(Data for processing):

• • • • • • •

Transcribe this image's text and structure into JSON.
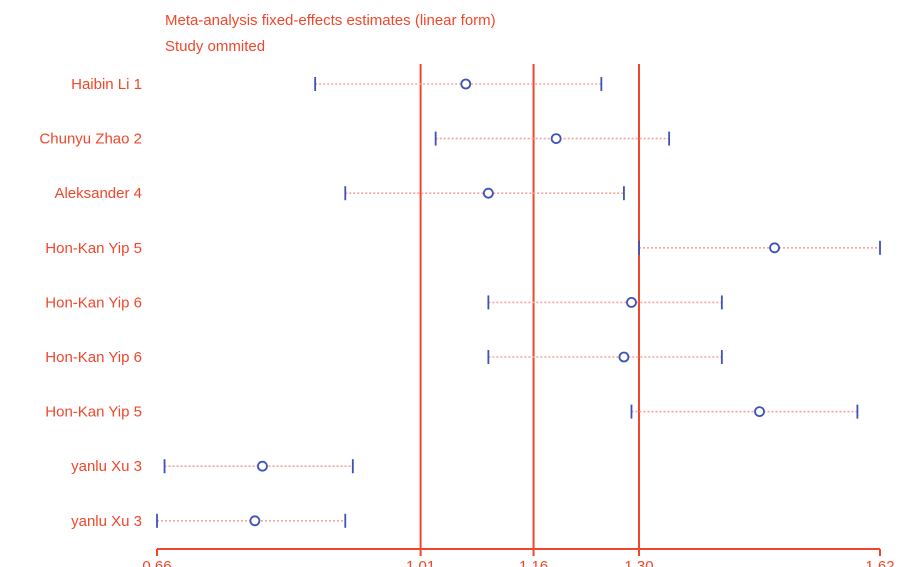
{
  "chart_data": {
    "type": "forest",
    "title": "Meta-analysis fixed-effects estimates (linear form)",
    "subtitle": "Study ommited",
    "xlim": [
      0.66,
      1.62
    ],
    "x_ticks": [
      "0.66",
      "1.01",
      "1.16",
      "1.30",
      "1.62"
    ],
    "reference_lines": [
      1.01,
      1.16,
      1.3
    ],
    "studies": [
      {
        "label": "Haibin Li 1",
        "estimate": 1.07,
        "lower": 0.87,
        "upper": 1.25
      },
      {
        "label": "Chunyu Zhao 2",
        "estimate": 1.19,
        "lower": 1.03,
        "upper": 1.34
      },
      {
        "label": "Aleksander 4",
        "estimate": 1.1,
        "lower": 0.91,
        "upper": 1.28
      },
      {
        "label": "Hon-Kan Yip 5",
        "estimate": 1.48,
        "lower": 1.3,
        "upper": 1.62
      },
      {
        "label": "Hon-Kan Yip 6",
        "estimate": 1.29,
        "lower": 1.1,
        "upper": 1.41
      },
      {
        "label": "Hon-Kan Yip 6",
        "estimate": 1.28,
        "lower": 1.1,
        "upper": 1.41
      },
      {
        "label": "Hon-Kan Yip 5",
        "estimate": 1.46,
        "lower": 1.29,
        "upper": 1.59
      },
      {
        "label": "yanlu Xu 3",
        "estimate": 0.8,
        "lower": 0.67,
        "upper": 0.92
      },
      {
        "label": "yanlu Xu 3",
        "estimate": 0.79,
        "lower": 0.66,
        "upper": 0.91
      }
    ]
  },
  "colors": {
    "accent": "#f0472c",
    "marker": "#3c52b8",
    "whisker": "#f4a3a0"
  }
}
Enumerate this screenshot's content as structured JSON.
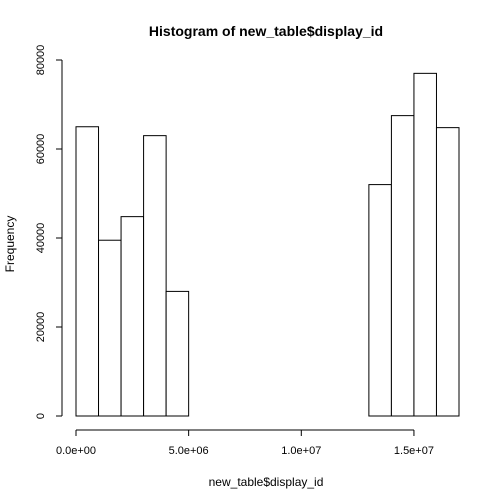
{
  "chart_data": {
    "type": "bar",
    "title": "Histogram of new_table$display_id",
    "xlabel": "new_table$display_id",
    "ylabel": "Frequency",
    "xlim": [
      0,
      17000000
    ],
    "ylim": [
      0,
      80000
    ],
    "x_ticks": [
      {
        "value": 0,
        "label": "0.0e+00"
      },
      {
        "value": 5000000,
        "label": "5.0e+06"
      },
      {
        "value": 10000000,
        "label": "1.0e+07"
      },
      {
        "value": 15000000,
        "label": "1.5e+07"
      }
    ],
    "y_ticks": [
      {
        "value": 0,
        "label": "0"
      },
      {
        "value": 20000,
        "label": "20000"
      },
      {
        "value": 40000,
        "label": "40000"
      },
      {
        "value": 60000,
        "label": "60000"
      },
      {
        "value": 80000,
        "label": "80000"
      }
    ],
    "bin_width": 1000000,
    "bins": [
      {
        "start": 0,
        "value": 65000
      },
      {
        "start": 1000000,
        "value": 39500
      },
      {
        "start": 2000000,
        "value": 44800
      },
      {
        "start": 3000000,
        "value": 63000
      },
      {
        "start": 4000000,
        "value": 28000
      },
      {
        "start": 5000000,
        "value": 0
      },
      {
        "start": 6000000,
        "value": 0
      },
      {
        "start": 7000000,
        "value": 0
      },
      {
        "start": 8000000,
        "value": 0
      },
      {
        "start": 9000000,
        "value": 0
      },
      {
        "start": 10000000,
        "value": 0
      },
      {
        "start": 11000000,
        "value": 0
      },
      {
        "start": 12000000,
        "value": 0
      },
      {
        "start": 13000000,
        "value": 52000
      },
      {
        "start": 14000000,
        "value": 67500
      },
      {
        "start": 15000000,
        "value": 77000
      },
      {
        "start": 16000000,
        "value": 64800
      }
    ],
    "grid": false,
    "legend": "none"
  }
}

• • • • • • •

Where a line of the data holds "upper", show that line.

(Final answer):
        "upper": 1.25
        "upper": 1.34
        "upper": 1.28
        "upper": 1.62
        "upper": 1.41
        "upper": 1.41
        "upper": 1.59
        "upper": 0.92
        "upper": 0.91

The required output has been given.